- [REQUIRED TASK]:
Reproduce all entries word for word.

<<<<

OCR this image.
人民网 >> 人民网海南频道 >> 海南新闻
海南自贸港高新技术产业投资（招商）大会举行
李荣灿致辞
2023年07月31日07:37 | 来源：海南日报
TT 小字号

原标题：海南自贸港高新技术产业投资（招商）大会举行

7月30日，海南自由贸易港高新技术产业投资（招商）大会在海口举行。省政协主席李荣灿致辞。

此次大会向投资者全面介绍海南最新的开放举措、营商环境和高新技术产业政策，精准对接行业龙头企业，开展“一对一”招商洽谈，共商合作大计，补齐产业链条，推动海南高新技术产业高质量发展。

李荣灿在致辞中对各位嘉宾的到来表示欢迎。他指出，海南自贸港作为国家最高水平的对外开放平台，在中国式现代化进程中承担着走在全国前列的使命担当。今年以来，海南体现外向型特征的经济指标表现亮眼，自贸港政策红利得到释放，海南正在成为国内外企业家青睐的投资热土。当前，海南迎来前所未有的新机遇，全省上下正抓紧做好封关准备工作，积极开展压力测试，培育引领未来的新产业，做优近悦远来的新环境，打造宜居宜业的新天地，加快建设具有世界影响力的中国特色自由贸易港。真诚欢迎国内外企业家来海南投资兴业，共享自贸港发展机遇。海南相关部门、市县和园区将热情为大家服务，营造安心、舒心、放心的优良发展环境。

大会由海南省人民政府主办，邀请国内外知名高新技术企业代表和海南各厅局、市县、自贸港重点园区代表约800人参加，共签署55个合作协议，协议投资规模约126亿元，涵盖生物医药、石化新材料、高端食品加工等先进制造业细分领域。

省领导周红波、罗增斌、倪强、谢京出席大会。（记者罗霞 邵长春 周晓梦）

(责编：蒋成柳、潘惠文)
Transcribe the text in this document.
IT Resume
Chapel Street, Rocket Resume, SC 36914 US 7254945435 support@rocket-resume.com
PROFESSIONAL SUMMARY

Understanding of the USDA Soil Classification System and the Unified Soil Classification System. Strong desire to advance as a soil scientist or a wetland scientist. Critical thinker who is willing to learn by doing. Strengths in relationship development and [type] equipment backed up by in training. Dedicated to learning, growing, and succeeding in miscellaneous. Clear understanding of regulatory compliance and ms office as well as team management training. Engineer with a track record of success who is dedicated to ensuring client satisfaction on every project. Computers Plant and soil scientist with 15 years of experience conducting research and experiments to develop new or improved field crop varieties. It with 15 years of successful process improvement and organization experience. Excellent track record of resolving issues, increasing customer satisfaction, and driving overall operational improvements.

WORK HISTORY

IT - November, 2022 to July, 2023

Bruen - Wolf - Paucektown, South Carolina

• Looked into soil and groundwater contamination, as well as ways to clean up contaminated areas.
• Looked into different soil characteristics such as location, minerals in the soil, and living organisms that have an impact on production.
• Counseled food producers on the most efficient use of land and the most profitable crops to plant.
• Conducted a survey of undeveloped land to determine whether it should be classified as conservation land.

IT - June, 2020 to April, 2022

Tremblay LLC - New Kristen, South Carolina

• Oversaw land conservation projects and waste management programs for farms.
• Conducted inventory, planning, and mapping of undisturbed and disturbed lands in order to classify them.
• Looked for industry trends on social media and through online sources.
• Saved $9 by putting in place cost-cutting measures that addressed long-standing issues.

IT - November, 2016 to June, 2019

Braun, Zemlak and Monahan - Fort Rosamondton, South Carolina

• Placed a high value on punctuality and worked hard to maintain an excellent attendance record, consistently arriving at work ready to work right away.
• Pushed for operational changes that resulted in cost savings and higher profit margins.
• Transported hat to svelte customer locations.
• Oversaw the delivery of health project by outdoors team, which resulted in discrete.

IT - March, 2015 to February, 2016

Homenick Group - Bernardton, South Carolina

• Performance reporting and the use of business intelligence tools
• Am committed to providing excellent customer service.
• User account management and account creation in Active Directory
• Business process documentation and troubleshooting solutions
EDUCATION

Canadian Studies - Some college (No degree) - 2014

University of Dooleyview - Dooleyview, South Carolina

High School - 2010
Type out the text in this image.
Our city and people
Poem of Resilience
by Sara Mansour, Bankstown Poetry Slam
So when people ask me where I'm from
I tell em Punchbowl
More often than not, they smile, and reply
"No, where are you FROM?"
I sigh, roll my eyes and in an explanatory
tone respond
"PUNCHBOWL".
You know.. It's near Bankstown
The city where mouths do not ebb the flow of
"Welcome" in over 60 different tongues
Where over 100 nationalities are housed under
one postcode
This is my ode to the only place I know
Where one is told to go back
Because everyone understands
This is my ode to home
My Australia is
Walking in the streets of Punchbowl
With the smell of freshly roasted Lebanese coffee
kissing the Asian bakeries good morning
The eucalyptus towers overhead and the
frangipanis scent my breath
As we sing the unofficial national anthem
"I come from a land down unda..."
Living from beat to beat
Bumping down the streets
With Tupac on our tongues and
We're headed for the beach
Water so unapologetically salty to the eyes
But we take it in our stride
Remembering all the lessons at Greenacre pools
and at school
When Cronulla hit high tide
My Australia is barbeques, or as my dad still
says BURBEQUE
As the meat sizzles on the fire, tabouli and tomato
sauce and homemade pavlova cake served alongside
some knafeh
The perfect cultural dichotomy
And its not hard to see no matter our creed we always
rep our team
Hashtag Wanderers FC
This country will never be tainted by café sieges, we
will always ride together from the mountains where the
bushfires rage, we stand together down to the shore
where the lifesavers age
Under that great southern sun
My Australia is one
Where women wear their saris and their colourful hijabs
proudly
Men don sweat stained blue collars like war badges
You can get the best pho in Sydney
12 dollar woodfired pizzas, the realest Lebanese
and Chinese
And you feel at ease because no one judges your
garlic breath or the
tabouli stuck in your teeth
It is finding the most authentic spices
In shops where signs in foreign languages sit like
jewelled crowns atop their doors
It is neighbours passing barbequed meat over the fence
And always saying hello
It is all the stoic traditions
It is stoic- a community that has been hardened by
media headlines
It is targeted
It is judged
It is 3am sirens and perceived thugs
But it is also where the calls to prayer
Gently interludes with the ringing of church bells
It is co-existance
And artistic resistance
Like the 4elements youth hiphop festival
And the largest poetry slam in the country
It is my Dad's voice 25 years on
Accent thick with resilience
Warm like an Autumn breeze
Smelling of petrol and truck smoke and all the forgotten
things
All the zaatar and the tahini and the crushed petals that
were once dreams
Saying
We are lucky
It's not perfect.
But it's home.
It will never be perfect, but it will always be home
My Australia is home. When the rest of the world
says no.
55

>>>>

- [TASK SOLUTION]:
OCR this image.
人民网 >> 人民网海南频道 >> 海南新闻
海南自贸港高新技术产业投资（招商）大会举行
李荣灿致辞
2023年07月31日07:37 | 来源：海南日报
TT 小字号

原标题：海南自贸港高新技术产业投资（招商）大会举行

7月30日，海南自由贸易港高新技术产业投资（招商）大会在海口举行。省政协主席李荣灿致辞。

此次大会向投资者全面介绍海南最新的开放举措、营商环境和高新技术产业政策，精准对接行业龙头企业，开展“一对一”招商洽谈，共商合作大计，补齐产业链条，推动海南高新技术产业高质量发展。

李荣灿在致辞中对各位嘉宾的到来表示欢迎。他指出，海南自贸港作为国家最高水平的对外开放平台，在中国式现代化进程中承担着走在全国前列的使命担当。今年以来，海南体现外向型特征的经济指标表现亮眼，自贸港政策红利得到释放，海南正在成为国内外企业家青睐的投资热土。当前，海南迎来前所未有的新机遇，全省上下正抓紧做好封关准备工作，积极开展压力测试，培育引领未来的新产业，做优近悦远来的新环境，打造宜居宜业的新天地，加快建设具有世界影响力的中国特色自由贸易港。真诚欢迎国内外企业家来海南投资兴业，共享自贸港发展机遇。海南相关部门、市县和园区将热情为大家服务，营造安心、舒心、放心的优良发展环境。

大会由海南省人民政府主办，邀请国内外知名高新技术企业代表和海南各厅局、市县、自贸港重点园区代表约800人参加，共签署55个合作协议，协议投资规模约126亿元，涵盖生物医药、石化新材料、高端食品加工等先进制造业细分领域。

省领导周红波、罗增斌、倪强、谢京出席大会。（记者罗霞 邵长春 周晓梦）

(责编：蒋成柳、潘惠文)
Transcribe the text in this document.
IT Resume
Chapel Street, Rocket Resume, SC 36914 US 7254945435 support@rocket-resume.com
PROFESSIONAL SUMMARY

Understanding of the USDA Soil Classification System and the Unified Soil Classification System. Strong desire to advance as a soil scientist or a wetland scientist. Critical thinker who is willing to learn by doing. Strengths in relationship development and [type] equipment backed up by in training. Dedicated to learning, growing, and succeeding in miscellaneous. Clear understanding of regulatory compliance and ms office as well as team management training. Engineer with a track record of success who is dedicated to ensuring client satisfaction on every project. Computers Plant and soil scientist with 15 years of experience conducting research and experiments to develop new or improved field crop varieties. It with 15 years of successful process improvement and organization experience. Excellent track record of resolving issues, increasing customer satisfaction, and driving overall operational improvements.

WORK HISTORY

IT - November, 2022 to July, 2023

Bruen - Wolf - Paucektown, South Carolina

• Looked into soil and groundwater contamination, as well as ways to clean up contaminated areas.
• Looked into different soil characteristics such as location, minerals in the soil, and living organisms that have an impact on production.
• Counseled food producers on the most efficient use of land and the most profitable crops to plant.
• Conducted a survey of undeveloped land to determine whether it should be classified as conservation land.

IT - June, 2020 to April, 2022

Tremblay LLC - New Kristen, South Carolina

• Oversaw land conservation projects and waste management programs for farms.
• Conducted inventory, planning, and mapping of undisturbed and disturbed lands in order to classify them.
• Looked for industry trends on social media and through online sources.
• Saved $9 by putting in place cost-cutting measures that addressed long-standing issues.

IT - November, 2016 to June, 2019

Braun, Zemlak and Monahan - Fort Rosamondton, South Carolina

• Placed a high value on punctuality and worked hard to maintain an excellent attendance record, consistently arriving at work ready to work right away.
• Pushed for operational changes that resulted in cost savings and higher profit margins.
• Transported hat to svelte customer locations.
• Oversaw the delivery of health project by outdoors team, which resulted in discrete.

IT - March, 2015 to February, 2016

Homenick Group - Bernardton, South Carolina

• Performance reporting and the use of business intelligence tools
• Am committed to providing excellent customer service.
• User account management and account creation in Active Directory
• Business process documentation and troubleshooting solutions
EDUCATION

Canadian Studies - Some college (No degree) - 2014

University of Dooleyview - Dooleyview, South Carolina

High School - 2010
Type out the text in this image.
Our city and people
Poem of Resilience
by Sara Mansour, Bankstown Poetry Slam
So when people ask me where I'm from
I tell em Punchbowl
More often than not, they smile, and reply
"No, where are you FROM?"
I sigh, roll my eyes and in an explanatory
tone respond
"PUNCHBOWL".
You know.. It's near Bankstown
The city where mouths do not ebb the flow of
"Welcome" in over 60 different tongues
Where over 100 nationalities are housed under
one postcode
This is my ode to the only place I know
Where one is told to go back
Because everyone understands
This is my ode to home
My Australia is
Walking in the streets of Punchbowl
With the smell of freshly roasted Lebanese coffee
kissing the Asian bakeries good morning
The eucalyptus towers overhead and the
frangipanis scent my breath
As we sing the unofficial national anthem
"I come from a land down unda..."
Living from beat to beat
Bumping down the streets
With Tupac on our tongues and
We're headed for the beach
Water so unapologetically salty to the eyes
But we take it in our stride
Remembering all the lessons at Greenacre pools
and at school
When Cronulla hit high tide
My Australia is barbeques, or as my dad still
says BURBEQUE
As the meat sizzles on the fire, tabouli and tomato
sauce and homemade pavlova cake served alongside
some knafeh
The perfect cultural dichotomy
And its not hard to see no matter our creed we always
rep our team
Hashtag Wanderers FC
This country will never be tainted by café sieges, we
will always ride together from the mountains where the
bushfires rage, we stand together down to the shore
where the lifesavers age
Under that great southern sun
My Australia is one
Where women wear their saris and their colourful hijabs
proudly
Men don sweat stained blue collars like war badges
You can get the best pho in Sydney
12 dollar woodfired pizzas, the realest Lebanese
and Chinese
And you feel at ease because no one judges your
garlic breath or the
tabouli stuck in your teeth
It is finding the most authentic spices
In shops where signs in foreign languages sit like
jewelled crowns atop their doors
It is neighbours passing barbequed meat over the fence
And always saying hello
It is all the stoic traditions
It is stoic- a community that has been hardened by
media headlines
It is targeted
It is judged
It is 3am sirens and perceived thugs
But it is also where the calls to prayer
Gently interludes with the ringing of church bells
It is co-existance
And artistic resistance
Like the 4elements youth hiphop festival
And the largest poetry slam in the country
It is my Dad's voice 25 years on
Accent thick with resilience
Warm like an Autumn breeze
Smelling of petrol and truck smoke and all the forgotten
things
All the zaatar and the tahini and the crushed petals that
were once dreams
Saying
We are lucky
It's not perfect.
But it's home.
It will never be perfect, but it will always be home
My Australia is home. When the rest of the world
says no.
55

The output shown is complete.